— BEGIN PROVIDED RECORDS —

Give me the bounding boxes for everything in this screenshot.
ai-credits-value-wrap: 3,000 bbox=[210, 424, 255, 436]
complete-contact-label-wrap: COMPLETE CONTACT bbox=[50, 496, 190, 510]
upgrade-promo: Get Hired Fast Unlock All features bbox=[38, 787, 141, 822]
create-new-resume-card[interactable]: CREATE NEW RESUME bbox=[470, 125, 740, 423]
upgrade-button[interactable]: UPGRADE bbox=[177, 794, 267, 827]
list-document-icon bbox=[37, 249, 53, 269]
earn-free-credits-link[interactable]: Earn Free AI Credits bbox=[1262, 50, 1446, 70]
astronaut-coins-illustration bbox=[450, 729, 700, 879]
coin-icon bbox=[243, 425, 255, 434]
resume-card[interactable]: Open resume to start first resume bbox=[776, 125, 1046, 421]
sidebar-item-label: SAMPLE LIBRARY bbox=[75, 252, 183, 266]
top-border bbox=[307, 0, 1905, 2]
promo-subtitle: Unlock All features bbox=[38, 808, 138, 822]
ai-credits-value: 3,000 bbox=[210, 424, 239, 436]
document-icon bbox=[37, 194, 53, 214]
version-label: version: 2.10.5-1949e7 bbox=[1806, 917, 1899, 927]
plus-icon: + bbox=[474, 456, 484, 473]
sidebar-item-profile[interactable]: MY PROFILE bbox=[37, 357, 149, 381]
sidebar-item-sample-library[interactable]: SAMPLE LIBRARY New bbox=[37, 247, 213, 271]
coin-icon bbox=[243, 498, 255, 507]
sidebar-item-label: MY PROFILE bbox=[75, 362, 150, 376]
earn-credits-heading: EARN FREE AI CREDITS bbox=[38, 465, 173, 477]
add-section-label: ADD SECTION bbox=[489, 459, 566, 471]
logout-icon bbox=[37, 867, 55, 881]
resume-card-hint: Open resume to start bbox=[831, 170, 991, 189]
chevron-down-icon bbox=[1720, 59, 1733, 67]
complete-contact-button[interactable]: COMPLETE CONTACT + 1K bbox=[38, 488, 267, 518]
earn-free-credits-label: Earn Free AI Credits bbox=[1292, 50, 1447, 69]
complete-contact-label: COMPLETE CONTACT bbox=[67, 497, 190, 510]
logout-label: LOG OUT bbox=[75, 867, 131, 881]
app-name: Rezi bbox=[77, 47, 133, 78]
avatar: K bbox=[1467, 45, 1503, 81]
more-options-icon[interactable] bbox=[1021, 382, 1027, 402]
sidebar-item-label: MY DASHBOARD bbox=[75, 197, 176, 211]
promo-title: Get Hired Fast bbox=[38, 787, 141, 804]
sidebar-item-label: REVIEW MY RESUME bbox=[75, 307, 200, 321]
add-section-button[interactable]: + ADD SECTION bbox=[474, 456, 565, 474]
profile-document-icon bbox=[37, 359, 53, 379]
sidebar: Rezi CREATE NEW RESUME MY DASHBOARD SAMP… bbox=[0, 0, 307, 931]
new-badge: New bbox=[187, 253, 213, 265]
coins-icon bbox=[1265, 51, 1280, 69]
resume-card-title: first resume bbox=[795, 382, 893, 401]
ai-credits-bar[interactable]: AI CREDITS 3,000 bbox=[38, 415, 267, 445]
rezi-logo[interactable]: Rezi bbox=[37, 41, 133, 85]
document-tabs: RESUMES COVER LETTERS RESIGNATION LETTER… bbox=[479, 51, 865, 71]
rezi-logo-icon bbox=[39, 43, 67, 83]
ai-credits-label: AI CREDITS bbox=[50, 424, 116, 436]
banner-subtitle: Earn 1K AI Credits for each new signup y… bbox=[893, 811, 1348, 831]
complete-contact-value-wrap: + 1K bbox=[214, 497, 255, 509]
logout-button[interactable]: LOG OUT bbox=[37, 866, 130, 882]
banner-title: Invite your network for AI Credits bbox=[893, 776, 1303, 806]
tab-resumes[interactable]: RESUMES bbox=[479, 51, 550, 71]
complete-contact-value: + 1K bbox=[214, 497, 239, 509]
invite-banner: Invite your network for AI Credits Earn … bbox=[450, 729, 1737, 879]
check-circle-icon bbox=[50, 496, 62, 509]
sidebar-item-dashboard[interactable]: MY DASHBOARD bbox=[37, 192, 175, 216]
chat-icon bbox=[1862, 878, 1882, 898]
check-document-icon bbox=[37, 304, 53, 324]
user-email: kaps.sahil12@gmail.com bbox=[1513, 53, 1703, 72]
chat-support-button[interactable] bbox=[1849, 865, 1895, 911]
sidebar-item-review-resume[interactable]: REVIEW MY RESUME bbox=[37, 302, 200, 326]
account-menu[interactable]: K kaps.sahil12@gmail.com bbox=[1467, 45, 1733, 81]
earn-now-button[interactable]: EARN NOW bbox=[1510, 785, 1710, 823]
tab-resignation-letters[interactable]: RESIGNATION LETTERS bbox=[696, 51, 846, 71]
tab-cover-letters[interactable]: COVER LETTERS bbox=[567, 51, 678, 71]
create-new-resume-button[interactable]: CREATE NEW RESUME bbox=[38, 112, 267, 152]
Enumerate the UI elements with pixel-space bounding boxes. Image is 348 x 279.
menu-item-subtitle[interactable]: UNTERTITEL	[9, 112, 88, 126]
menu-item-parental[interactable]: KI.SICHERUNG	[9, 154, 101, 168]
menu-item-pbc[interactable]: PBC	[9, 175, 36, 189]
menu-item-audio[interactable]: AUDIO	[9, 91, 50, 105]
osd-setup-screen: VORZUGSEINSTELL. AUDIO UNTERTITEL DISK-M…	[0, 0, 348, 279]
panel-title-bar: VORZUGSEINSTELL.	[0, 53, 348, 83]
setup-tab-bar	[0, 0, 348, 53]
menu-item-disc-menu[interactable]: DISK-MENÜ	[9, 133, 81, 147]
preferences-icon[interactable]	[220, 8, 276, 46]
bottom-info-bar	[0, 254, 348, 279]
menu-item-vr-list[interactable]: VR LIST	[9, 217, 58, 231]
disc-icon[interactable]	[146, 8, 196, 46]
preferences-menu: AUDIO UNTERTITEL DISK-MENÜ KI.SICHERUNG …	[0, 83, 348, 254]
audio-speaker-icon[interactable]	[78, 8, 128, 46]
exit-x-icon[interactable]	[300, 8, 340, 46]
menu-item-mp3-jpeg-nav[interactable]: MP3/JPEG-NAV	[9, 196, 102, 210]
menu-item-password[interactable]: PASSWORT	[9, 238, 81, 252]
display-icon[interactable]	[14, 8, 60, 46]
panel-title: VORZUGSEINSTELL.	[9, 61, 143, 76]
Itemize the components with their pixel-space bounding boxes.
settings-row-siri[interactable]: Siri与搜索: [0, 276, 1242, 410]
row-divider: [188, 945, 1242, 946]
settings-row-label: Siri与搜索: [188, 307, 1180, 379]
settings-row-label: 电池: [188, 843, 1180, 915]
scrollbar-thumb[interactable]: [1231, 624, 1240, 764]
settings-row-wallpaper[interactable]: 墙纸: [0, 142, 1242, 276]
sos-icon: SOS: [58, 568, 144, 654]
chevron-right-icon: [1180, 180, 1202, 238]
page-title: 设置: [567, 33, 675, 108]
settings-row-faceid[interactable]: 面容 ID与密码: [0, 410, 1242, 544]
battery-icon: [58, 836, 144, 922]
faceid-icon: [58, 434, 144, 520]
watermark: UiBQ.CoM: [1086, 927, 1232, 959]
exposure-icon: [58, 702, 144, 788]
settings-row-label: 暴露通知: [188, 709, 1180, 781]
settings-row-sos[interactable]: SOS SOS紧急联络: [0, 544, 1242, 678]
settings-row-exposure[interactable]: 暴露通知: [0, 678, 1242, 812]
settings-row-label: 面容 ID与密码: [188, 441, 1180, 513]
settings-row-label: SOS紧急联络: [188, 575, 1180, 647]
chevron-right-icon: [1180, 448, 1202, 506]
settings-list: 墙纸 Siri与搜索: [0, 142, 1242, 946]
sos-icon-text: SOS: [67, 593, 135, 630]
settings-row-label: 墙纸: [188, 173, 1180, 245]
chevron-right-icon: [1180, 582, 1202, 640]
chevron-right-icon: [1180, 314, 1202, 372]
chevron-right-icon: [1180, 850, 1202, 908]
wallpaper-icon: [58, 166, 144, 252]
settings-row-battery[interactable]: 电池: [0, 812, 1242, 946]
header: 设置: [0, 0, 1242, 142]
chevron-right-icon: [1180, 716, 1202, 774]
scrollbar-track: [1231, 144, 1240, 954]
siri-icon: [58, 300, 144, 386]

— END PROVIDED RECORDS —

* [TO BE DONE]
Starting from the first of the lines above and ending with the line that contains "top-border bbox=[307, 0, 1905, 2]", replace "coin-icon" with "credit-icon" and leave everything else unchanged.

* [WORKED SOLUTION]
Give me the bounding boxes for everything in this screenshot.
ai-credits-value-wrap: 3,000 bbox=[210, 424, 255, 436]
complete-contact-label-wrap: COMPLETE CONTACT bbox=[50, 496, 190, 510]
upgrade-promo: Get Hired Fast Unlock All features bbox=[38, 787, 141, 822]
create-new-resume-card[interactable]: CREATE NEW RESUME bbox=[470, 125, 740, 423]
upgrade-button[interactable]: UPGRADE bbox=[177, 794, 267, 827]
list-document-icon bbox=[37, 249, 53, 269]
earn-free-credits-link[interactable]: Earn Free AI Credits bbox=[1262, 50, 1446, 70]
astronaut-coins-illustration bbox=[450, 729, 700, 879]
credit-icon bbox=[243, 425, 255, 434]
resume-card[interactable]: Open resume to start first resume bbox=[776, 125, 1046, 421]
sidebar-item-label: SAMPLE LIBRARY bbox=[75, 252, 183, 266]
top-border bbox=[307, 0, 1905, 2]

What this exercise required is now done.